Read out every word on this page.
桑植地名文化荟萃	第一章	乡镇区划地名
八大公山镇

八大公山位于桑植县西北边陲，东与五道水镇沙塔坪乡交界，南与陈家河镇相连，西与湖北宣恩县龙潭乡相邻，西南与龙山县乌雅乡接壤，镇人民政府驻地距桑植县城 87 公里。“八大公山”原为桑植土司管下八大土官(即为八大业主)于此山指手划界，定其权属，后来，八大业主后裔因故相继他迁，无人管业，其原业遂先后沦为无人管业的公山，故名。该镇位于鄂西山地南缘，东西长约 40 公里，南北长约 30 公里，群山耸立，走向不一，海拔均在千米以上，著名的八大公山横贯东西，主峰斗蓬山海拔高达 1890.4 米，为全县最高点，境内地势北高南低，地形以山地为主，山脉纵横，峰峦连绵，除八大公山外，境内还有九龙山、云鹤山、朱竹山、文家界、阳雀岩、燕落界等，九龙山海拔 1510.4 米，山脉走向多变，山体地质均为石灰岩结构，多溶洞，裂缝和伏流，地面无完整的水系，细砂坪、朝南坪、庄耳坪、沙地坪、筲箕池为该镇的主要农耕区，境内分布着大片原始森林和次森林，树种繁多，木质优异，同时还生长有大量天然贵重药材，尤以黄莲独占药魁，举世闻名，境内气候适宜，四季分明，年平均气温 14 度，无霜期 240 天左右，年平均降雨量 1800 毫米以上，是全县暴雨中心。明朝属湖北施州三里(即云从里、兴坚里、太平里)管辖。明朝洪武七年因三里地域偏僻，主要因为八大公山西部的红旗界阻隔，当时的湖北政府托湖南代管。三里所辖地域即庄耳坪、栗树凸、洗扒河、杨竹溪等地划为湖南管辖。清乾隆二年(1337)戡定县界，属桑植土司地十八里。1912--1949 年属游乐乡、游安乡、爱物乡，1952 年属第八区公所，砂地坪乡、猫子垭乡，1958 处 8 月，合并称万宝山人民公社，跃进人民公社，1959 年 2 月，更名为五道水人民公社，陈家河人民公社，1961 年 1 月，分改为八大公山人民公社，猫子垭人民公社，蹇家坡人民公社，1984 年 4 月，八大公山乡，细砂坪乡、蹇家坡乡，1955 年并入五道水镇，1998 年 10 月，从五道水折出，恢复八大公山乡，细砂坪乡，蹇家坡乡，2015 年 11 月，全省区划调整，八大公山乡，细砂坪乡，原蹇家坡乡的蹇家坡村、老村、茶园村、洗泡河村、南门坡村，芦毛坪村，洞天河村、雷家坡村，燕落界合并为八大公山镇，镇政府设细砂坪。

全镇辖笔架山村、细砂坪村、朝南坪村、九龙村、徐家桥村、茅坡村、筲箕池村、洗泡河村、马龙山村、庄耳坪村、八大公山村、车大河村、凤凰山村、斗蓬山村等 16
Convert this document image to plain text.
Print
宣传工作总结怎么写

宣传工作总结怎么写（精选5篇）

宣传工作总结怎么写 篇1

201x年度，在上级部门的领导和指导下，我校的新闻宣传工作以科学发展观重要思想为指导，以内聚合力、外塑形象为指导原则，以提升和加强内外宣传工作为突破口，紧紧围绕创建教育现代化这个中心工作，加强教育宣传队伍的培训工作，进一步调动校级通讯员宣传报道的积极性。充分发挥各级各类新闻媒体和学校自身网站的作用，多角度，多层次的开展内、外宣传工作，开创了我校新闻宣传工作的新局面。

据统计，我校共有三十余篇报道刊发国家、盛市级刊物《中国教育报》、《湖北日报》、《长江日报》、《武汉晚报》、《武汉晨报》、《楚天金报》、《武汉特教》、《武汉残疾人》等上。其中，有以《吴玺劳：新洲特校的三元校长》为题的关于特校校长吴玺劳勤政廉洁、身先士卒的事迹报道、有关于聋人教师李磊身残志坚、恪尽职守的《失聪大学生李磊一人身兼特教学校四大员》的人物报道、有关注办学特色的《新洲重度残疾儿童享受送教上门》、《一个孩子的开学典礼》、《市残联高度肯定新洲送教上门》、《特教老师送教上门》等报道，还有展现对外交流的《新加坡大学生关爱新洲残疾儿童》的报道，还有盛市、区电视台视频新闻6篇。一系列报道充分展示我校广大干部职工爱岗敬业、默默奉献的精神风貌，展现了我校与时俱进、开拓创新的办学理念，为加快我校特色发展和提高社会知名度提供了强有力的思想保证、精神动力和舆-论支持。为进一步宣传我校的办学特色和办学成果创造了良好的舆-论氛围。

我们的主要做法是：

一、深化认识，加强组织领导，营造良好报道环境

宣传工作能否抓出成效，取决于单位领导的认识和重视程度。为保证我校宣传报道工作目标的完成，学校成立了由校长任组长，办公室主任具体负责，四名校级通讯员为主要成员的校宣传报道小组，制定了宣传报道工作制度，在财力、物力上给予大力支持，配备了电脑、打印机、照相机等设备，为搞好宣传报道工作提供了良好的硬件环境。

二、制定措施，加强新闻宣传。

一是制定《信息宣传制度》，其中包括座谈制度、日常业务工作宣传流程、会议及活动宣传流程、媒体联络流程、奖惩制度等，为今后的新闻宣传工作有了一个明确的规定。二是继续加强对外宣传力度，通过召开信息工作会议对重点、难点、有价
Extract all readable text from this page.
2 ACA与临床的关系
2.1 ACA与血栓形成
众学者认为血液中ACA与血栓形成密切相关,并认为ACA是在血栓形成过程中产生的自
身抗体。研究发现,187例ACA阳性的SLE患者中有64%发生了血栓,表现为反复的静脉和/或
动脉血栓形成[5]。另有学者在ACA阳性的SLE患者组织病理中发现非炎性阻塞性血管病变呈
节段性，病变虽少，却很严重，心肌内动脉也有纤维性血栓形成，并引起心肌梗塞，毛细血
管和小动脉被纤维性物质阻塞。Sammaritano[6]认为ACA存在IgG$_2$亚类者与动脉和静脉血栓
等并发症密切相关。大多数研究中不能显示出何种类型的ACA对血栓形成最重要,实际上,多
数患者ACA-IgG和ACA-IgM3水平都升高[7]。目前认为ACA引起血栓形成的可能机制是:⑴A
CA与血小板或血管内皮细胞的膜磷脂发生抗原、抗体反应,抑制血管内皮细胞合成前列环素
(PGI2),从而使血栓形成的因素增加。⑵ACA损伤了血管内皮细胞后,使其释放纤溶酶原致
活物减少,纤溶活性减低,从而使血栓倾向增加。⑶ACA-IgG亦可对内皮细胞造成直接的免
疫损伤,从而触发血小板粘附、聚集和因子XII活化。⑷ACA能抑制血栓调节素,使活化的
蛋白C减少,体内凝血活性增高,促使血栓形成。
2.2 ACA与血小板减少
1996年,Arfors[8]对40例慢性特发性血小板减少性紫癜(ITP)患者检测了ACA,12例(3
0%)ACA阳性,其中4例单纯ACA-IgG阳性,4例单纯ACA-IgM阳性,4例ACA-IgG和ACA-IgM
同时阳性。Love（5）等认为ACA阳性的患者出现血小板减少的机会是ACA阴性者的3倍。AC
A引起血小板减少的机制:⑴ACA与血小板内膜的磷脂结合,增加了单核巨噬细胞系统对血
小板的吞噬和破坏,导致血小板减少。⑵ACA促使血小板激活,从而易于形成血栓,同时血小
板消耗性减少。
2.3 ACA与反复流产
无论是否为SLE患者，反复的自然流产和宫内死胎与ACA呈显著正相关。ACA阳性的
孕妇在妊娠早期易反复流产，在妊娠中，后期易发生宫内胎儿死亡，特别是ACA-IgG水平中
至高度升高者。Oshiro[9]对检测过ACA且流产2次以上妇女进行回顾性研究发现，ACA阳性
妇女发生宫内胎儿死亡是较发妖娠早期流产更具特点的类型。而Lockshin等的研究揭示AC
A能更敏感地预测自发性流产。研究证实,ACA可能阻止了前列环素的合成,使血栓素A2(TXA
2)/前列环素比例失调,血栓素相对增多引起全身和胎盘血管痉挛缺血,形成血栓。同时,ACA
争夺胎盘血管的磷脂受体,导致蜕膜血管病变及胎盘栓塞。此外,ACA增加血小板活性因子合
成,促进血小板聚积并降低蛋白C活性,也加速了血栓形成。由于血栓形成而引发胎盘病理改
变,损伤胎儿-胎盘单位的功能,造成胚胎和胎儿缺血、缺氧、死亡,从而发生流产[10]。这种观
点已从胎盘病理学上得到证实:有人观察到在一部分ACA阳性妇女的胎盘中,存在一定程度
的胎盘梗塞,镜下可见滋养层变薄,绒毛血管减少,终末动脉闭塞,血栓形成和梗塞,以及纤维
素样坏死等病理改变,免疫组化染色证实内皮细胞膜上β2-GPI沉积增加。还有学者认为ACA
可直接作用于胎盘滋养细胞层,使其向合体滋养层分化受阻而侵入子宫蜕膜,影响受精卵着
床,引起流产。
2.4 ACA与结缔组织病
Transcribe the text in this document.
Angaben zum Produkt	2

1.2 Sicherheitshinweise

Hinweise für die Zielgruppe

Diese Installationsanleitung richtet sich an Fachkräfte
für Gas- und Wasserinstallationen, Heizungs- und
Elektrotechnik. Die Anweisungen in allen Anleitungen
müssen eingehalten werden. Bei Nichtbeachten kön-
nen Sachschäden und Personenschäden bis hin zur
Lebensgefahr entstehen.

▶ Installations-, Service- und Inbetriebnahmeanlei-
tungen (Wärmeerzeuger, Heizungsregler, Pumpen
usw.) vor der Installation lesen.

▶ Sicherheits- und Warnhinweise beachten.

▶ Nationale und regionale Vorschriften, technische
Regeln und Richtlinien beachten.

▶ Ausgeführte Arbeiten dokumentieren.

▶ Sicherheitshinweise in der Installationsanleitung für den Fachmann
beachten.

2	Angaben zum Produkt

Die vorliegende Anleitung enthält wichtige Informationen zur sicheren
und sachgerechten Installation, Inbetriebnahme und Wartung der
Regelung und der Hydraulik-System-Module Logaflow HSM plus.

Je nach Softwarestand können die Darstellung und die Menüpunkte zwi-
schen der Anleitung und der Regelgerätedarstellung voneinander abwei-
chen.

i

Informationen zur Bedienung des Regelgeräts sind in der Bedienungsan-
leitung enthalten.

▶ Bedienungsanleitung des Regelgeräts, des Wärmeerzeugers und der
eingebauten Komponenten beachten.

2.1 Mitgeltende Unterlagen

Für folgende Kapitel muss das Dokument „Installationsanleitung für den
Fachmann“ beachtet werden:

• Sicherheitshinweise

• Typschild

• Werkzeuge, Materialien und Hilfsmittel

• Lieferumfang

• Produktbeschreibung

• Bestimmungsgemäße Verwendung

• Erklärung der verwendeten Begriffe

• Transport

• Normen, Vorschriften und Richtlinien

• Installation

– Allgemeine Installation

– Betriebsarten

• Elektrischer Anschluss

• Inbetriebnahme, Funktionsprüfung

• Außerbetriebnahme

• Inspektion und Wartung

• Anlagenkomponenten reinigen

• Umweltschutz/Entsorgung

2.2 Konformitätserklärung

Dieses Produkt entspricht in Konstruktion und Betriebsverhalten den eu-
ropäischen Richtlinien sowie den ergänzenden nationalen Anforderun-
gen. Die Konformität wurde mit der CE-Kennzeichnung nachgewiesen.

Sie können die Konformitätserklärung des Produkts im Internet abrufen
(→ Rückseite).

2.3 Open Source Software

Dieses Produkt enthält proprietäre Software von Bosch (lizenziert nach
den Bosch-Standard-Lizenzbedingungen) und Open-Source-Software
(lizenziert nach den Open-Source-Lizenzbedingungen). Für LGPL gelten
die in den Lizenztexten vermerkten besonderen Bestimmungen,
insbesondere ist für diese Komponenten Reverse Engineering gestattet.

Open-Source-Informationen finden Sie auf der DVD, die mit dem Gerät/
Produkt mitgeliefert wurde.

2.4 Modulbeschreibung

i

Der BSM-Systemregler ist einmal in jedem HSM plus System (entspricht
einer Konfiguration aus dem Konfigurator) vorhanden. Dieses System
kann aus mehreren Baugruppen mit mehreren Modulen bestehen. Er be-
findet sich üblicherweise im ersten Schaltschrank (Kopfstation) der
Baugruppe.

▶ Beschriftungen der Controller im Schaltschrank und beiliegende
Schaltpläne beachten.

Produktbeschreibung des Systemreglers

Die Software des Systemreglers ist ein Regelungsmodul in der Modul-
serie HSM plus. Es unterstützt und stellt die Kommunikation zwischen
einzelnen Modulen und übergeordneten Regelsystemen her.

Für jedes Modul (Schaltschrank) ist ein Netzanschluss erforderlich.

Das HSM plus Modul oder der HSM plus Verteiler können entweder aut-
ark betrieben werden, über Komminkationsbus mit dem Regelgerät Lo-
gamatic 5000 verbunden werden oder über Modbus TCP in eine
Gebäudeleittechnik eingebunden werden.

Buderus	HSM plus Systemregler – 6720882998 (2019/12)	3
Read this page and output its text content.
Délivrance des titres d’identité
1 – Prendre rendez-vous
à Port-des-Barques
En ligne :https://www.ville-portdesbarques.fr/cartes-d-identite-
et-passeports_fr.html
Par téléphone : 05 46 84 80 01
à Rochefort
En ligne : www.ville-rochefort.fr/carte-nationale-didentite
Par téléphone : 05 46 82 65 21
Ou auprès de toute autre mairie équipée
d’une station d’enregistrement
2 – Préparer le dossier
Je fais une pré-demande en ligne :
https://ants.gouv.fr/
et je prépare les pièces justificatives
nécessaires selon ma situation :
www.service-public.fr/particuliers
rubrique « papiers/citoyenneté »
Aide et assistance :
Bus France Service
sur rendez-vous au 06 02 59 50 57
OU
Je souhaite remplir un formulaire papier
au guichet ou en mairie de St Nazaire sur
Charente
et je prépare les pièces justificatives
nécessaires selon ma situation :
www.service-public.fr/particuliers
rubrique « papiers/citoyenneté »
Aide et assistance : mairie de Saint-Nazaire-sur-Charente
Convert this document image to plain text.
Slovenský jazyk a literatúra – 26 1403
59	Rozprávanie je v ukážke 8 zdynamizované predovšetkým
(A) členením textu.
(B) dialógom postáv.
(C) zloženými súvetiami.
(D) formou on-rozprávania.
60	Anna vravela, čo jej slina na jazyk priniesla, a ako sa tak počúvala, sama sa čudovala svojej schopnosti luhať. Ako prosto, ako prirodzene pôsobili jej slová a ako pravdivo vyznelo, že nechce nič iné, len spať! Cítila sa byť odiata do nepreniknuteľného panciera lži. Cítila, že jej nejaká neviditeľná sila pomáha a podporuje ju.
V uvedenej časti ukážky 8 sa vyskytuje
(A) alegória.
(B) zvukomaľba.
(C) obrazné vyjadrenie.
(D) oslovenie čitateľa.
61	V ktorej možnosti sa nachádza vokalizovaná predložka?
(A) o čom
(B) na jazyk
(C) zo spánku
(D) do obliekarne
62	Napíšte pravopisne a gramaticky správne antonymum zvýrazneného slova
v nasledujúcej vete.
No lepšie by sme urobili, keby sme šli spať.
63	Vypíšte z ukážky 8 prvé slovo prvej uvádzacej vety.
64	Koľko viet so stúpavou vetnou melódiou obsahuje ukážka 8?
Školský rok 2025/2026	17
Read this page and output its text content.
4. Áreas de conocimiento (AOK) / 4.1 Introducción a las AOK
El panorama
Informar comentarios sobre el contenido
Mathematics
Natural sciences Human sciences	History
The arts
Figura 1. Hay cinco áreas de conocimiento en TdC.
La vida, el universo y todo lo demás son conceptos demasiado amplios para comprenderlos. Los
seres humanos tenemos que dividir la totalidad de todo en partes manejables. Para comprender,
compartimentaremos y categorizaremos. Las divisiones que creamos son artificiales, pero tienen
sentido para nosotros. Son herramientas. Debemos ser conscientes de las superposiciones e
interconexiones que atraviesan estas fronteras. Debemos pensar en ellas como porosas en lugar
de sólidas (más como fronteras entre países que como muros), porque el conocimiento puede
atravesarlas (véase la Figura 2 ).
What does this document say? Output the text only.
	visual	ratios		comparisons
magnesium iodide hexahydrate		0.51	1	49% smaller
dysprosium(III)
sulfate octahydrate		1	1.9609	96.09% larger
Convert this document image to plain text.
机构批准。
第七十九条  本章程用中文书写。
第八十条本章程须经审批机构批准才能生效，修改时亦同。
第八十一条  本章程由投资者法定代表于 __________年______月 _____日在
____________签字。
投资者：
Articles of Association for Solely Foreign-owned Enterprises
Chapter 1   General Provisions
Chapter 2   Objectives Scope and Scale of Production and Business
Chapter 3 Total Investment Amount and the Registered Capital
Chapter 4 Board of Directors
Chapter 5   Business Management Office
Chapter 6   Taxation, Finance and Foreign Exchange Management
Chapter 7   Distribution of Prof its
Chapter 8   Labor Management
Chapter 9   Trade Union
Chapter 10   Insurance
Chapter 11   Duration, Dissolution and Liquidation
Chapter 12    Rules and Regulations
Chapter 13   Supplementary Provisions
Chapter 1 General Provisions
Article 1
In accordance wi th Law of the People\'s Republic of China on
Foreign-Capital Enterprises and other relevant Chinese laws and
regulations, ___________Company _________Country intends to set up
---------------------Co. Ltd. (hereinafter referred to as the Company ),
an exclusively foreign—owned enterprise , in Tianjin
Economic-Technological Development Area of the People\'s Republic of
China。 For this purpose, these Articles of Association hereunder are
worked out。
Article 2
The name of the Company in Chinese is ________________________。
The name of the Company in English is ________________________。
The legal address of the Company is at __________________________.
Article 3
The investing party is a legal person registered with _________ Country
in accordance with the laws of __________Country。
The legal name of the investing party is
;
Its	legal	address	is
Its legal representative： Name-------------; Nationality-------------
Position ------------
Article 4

Stated problem
Gather all the lines that include the word "lizenziert" and copy them out.

Task output
Dieses Produkt enthält proprietäre Software von Bosch (lizenziert nach
(lizenziert nach den Open-Source-Lizenzbedingungen). Für LGPL gelten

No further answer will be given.